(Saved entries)
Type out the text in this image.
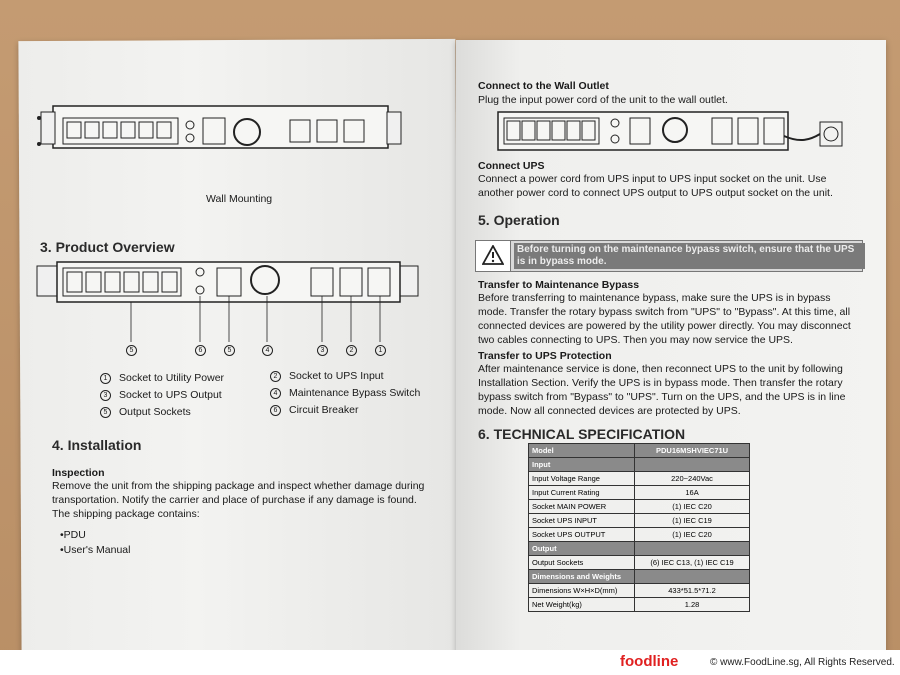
Wall Mounting
3. Product Overview
5	6	5	4	3	2	1
1 Socket to Utility Power	2 Socket to UPS Input
3 Socket to UPS Output	4 Maintenance Bypass Switch
5 Output Sockets	6 Circuit Breaker
4. Installation
Inspection
Remove the unit from the shipping package and inspect whether damage during transportation. Notify the carrier and place of purchase if any damage is found. The shipping package contains:
•PDU
•User's Manual
Connect to the Wall Outlet
Plug the input power cord of the unit to the wall outlet.
Connect UPS
Connect a power cord from UPS input to UPS input socket on the unit. Use another power cord to connect UPS output to UPS output socket on the unit.
5. Operation
Before turning on the maintenance bypass switch, ensure that the UPS is in bypass mode.
Transfer to Maintenance Bypass
Before transferring to maintenance bypass, make sure the UPS is in bypass mode. Transfer the rotary bypass switch from "UPS" to "Bypass". At this time, all connected devices are powered by the utility power directly. You may disconnect two cables connecting to UPS. Then you may now service the UPS.
Transfer to UPS Protection
After maintenance service is done, then reconnect UPS to the unit by following Installation Section. Verify the UPS is in bypass mode. Then transfer the rotary bypass switch from "Bypass" to "UPS". Turn on the UPS, and the UPS is in line mode. Now all connected devices are protected by UPS.
6. TECHNICAL SPECIFICATION
Model	PDU16MSHVIEC71U
Input	
Input Voltage Range	220~240Vac
Input Current Rating	16A
Socket MAIN POWER	(1) IEC C20
Socket UPS INPUT	(1) IEC C19
Socket UPS OUTPUT	(1) IEC C20
Output	
Output Sockets	(6) IEC C13, (1) IEC C19
Dimensions and Weights	
Dimensions W×H×D(mm)	433*51.5*71.2
Net Weight(kg)	1.28
foodline	© www.FoodLine.sg, All Rights Reserved.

# [Do this]
Take every line that includes the string "cord" and copy it.

# [Written solution]
Plug the input power cord of the unit to the wall outlet.
Connect a power cord from UPS input to UPS input socket on the unit. Use another power cord to connect UPS output to UPS output socket on the unit.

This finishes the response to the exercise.